**SET EXERCISE**
Every line that contains the word "color" should be copied out.

-=-=-=-=-

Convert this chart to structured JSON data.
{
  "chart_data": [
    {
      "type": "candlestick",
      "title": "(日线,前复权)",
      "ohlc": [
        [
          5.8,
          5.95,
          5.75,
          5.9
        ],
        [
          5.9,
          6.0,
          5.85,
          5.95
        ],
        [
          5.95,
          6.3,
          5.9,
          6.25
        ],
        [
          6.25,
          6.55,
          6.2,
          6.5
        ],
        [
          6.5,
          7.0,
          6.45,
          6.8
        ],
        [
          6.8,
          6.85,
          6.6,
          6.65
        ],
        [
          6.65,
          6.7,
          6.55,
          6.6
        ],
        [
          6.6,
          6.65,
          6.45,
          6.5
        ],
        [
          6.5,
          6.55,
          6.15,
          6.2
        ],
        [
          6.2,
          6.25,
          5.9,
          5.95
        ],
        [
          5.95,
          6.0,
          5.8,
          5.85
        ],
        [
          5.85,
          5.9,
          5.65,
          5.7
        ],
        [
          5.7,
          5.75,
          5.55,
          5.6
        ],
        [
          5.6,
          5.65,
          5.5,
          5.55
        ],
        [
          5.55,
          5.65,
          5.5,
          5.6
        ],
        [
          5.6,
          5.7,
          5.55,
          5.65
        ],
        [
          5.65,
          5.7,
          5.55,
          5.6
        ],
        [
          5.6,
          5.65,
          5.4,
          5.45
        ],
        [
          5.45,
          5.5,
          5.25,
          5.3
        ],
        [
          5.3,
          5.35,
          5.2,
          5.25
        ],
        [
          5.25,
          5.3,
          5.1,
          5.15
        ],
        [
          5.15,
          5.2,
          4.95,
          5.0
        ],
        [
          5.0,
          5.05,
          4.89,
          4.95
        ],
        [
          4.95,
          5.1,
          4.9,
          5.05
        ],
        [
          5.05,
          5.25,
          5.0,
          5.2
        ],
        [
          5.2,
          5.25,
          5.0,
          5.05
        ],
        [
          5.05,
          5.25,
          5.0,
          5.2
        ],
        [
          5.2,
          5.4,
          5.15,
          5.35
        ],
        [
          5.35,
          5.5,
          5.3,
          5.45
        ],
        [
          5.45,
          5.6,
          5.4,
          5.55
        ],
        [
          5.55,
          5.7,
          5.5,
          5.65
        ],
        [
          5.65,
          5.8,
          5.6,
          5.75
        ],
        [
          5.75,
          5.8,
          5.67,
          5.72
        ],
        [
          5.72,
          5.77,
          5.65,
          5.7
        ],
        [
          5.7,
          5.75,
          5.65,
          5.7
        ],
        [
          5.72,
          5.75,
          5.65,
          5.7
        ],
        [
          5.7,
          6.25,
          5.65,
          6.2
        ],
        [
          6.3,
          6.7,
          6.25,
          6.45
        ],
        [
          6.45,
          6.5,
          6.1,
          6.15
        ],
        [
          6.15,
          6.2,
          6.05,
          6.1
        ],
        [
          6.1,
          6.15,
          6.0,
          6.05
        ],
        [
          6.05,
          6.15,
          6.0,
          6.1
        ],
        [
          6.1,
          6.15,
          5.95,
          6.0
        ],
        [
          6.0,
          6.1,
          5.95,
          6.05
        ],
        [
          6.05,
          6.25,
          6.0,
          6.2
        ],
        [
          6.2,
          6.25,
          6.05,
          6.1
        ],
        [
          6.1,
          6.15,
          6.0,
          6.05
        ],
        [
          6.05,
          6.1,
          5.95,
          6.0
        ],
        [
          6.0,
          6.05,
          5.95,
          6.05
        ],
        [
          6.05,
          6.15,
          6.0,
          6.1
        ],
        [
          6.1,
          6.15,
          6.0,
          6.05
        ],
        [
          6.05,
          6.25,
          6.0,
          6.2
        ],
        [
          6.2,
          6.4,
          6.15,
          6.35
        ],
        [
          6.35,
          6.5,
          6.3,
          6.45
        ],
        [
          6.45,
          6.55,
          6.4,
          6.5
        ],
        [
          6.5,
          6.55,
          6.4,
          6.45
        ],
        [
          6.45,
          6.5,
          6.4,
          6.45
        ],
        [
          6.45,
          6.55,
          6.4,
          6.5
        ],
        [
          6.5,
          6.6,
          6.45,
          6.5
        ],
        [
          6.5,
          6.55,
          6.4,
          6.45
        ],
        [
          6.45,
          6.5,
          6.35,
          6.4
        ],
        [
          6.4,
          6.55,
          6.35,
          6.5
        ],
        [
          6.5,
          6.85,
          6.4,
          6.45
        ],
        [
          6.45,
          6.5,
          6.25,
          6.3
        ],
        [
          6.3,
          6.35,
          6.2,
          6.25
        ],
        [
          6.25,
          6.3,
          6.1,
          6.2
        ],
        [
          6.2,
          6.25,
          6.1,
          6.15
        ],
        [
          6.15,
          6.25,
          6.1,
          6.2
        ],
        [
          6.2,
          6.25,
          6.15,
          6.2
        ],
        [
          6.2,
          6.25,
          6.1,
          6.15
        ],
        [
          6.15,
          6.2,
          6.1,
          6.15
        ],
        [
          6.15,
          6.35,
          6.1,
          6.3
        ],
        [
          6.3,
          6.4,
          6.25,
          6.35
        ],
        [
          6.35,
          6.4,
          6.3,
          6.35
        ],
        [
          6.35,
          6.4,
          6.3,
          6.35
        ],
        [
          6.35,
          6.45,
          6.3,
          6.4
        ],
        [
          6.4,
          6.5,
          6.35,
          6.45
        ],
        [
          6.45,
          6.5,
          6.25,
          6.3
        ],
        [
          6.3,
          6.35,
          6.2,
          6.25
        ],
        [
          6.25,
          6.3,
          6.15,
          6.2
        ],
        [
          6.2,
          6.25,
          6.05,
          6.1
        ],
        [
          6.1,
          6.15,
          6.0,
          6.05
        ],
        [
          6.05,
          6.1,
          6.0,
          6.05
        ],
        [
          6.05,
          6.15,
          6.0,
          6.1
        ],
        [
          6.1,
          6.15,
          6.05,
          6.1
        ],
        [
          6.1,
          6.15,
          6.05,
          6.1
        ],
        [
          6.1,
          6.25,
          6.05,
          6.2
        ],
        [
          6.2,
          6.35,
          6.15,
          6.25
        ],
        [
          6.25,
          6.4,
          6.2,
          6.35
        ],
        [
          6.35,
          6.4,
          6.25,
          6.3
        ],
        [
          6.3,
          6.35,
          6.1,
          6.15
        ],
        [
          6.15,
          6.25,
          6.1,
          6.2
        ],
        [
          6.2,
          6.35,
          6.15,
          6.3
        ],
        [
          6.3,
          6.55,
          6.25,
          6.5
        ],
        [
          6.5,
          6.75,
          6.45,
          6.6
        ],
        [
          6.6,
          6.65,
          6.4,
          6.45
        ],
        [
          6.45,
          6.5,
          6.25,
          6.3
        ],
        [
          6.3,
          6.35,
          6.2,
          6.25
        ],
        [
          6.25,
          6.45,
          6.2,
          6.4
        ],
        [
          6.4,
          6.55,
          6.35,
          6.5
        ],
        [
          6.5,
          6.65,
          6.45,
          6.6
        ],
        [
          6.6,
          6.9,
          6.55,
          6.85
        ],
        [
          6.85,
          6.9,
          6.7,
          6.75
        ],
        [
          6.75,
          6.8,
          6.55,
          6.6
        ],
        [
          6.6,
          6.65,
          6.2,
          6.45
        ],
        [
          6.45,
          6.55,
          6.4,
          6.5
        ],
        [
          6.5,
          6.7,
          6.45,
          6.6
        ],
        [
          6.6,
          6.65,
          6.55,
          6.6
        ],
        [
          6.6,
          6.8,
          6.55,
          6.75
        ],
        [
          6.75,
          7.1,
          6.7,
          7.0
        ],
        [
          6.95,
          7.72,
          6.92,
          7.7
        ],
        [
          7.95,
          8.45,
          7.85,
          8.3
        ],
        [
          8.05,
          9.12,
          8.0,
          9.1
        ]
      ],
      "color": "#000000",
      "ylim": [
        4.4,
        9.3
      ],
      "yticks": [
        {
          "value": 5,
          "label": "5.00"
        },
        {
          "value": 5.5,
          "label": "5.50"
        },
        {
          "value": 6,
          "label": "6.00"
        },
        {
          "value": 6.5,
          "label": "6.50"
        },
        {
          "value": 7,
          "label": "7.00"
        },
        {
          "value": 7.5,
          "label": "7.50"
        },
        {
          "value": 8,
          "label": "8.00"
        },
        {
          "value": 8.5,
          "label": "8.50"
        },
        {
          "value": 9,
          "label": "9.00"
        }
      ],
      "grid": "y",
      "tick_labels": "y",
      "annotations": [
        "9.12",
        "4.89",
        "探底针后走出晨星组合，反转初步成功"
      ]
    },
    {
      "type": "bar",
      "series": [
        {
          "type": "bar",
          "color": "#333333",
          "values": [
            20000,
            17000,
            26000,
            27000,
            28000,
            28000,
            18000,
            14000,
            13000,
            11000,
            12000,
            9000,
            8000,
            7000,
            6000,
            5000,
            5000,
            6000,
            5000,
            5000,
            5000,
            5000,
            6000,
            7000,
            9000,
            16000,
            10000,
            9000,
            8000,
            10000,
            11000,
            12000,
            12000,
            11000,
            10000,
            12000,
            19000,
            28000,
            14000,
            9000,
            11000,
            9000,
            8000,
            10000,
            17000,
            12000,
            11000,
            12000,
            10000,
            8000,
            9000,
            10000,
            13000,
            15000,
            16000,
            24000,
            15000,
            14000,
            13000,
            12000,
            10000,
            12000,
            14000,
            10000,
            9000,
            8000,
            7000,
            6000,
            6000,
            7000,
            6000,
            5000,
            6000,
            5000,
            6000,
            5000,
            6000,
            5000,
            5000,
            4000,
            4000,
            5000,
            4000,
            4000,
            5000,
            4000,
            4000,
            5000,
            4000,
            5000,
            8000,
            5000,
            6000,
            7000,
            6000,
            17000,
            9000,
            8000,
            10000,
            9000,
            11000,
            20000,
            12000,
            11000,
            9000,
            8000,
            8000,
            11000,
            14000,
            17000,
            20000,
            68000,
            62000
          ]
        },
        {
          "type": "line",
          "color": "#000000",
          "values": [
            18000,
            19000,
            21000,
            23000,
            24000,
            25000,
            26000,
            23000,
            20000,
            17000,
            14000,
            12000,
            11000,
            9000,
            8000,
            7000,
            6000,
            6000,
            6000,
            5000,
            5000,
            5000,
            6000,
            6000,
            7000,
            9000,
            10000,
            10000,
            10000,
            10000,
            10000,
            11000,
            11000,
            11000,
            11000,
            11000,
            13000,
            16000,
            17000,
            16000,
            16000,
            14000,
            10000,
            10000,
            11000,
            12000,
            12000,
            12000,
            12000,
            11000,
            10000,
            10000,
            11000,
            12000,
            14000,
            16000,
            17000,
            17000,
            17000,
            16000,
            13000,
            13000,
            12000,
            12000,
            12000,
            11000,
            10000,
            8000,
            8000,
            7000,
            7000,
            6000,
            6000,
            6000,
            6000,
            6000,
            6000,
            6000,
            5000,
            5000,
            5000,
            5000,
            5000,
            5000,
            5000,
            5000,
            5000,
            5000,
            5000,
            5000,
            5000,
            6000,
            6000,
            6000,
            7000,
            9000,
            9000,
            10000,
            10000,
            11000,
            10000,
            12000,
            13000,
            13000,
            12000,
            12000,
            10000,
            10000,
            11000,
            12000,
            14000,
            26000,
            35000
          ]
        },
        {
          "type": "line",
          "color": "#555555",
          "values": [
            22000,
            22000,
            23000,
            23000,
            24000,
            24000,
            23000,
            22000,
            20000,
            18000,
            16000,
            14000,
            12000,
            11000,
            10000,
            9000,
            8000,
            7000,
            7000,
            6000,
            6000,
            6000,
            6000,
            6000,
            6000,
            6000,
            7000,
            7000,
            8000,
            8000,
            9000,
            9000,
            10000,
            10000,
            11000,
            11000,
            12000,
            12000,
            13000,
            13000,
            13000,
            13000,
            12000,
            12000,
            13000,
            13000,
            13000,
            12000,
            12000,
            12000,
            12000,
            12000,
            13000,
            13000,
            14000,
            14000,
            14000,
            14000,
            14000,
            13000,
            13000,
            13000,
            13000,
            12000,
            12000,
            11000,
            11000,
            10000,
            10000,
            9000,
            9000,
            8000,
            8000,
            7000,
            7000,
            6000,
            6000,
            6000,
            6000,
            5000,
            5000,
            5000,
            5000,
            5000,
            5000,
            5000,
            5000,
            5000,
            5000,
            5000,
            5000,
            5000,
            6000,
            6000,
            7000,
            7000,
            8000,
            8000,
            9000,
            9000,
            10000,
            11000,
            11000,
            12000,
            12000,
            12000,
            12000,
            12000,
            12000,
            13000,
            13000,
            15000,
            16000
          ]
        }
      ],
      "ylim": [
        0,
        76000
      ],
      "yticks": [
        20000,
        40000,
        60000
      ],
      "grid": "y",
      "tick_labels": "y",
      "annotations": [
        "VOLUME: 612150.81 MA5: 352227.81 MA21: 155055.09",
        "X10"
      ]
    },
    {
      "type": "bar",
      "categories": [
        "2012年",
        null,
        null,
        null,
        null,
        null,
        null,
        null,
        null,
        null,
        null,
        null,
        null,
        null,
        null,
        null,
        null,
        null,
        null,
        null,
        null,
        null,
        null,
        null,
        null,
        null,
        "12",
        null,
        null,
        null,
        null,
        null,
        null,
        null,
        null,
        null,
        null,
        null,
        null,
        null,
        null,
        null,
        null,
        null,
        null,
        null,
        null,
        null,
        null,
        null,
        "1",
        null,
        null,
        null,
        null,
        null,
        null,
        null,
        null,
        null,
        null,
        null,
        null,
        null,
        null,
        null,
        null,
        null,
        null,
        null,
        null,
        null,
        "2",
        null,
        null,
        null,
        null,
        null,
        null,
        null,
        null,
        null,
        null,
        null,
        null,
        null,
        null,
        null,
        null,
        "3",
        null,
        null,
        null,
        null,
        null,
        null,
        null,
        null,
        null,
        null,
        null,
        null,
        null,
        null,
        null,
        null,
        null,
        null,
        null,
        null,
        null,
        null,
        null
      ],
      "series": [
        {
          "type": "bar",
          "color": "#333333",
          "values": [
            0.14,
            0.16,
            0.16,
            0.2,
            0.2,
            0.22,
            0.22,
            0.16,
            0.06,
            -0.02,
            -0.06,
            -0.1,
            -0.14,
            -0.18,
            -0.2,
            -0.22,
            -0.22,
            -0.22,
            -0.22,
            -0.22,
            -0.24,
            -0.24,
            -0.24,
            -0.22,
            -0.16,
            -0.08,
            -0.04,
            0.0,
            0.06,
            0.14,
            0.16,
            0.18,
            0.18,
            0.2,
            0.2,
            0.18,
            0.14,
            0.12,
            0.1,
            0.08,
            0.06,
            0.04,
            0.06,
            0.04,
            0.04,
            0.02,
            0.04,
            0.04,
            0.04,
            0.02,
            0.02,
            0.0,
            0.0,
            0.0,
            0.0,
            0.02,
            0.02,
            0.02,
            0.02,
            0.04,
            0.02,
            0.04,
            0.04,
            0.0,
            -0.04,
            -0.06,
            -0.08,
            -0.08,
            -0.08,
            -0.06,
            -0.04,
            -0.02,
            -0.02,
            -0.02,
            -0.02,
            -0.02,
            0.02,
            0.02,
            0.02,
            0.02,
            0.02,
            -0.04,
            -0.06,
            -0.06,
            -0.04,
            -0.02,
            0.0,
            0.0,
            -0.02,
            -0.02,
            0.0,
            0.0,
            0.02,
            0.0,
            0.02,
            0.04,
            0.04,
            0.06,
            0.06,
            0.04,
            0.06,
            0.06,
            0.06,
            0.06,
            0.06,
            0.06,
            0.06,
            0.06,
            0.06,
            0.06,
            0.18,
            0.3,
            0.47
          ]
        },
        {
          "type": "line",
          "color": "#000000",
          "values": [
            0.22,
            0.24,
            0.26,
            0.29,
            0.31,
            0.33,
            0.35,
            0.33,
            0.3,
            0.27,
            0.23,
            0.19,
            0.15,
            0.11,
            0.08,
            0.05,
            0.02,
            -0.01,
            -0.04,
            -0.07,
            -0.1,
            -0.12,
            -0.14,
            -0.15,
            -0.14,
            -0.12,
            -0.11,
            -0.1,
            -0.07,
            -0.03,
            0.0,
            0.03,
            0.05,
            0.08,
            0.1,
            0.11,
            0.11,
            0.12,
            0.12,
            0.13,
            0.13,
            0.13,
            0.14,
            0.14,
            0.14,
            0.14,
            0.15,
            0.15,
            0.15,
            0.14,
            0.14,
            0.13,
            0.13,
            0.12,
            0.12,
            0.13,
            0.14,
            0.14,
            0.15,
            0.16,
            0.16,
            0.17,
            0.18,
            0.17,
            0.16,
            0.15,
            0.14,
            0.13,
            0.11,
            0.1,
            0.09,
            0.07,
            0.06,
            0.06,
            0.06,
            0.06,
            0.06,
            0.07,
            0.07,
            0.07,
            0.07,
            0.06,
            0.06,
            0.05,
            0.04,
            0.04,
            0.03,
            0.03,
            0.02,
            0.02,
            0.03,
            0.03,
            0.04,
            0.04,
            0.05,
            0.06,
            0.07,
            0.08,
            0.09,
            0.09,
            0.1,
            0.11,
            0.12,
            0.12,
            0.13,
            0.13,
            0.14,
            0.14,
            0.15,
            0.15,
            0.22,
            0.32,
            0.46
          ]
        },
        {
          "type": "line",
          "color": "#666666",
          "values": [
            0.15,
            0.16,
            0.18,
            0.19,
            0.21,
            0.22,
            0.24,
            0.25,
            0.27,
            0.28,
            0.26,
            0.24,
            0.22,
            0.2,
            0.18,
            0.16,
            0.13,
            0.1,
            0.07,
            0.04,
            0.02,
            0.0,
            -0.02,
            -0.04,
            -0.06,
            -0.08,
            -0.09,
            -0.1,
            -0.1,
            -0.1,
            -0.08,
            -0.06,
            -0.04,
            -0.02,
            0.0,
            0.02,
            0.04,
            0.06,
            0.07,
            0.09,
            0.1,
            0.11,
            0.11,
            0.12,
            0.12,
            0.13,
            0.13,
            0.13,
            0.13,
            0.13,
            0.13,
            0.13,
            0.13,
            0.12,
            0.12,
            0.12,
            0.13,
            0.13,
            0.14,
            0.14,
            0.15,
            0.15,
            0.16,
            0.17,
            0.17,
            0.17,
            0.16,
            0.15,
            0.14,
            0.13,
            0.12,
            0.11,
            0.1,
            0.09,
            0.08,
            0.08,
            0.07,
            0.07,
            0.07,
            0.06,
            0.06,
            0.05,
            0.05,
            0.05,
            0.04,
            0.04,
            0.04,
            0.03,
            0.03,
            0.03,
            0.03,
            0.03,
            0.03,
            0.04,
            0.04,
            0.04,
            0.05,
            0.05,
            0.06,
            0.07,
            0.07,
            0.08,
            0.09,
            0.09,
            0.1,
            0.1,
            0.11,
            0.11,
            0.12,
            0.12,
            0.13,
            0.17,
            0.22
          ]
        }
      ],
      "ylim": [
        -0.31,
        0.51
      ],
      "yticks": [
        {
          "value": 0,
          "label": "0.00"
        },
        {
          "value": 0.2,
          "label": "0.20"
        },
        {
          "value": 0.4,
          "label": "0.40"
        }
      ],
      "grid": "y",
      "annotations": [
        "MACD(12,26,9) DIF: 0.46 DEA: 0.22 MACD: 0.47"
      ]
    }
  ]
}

-=-=-=-=-

**RESPONSE FOR THIS EXERCISE**
      "color": "#000000",
          "color": "#333333",
          "color": "#000000",
          "color": "#555555",
          "color": "#333333",
          "color": "#000000",
          "color": "#666666",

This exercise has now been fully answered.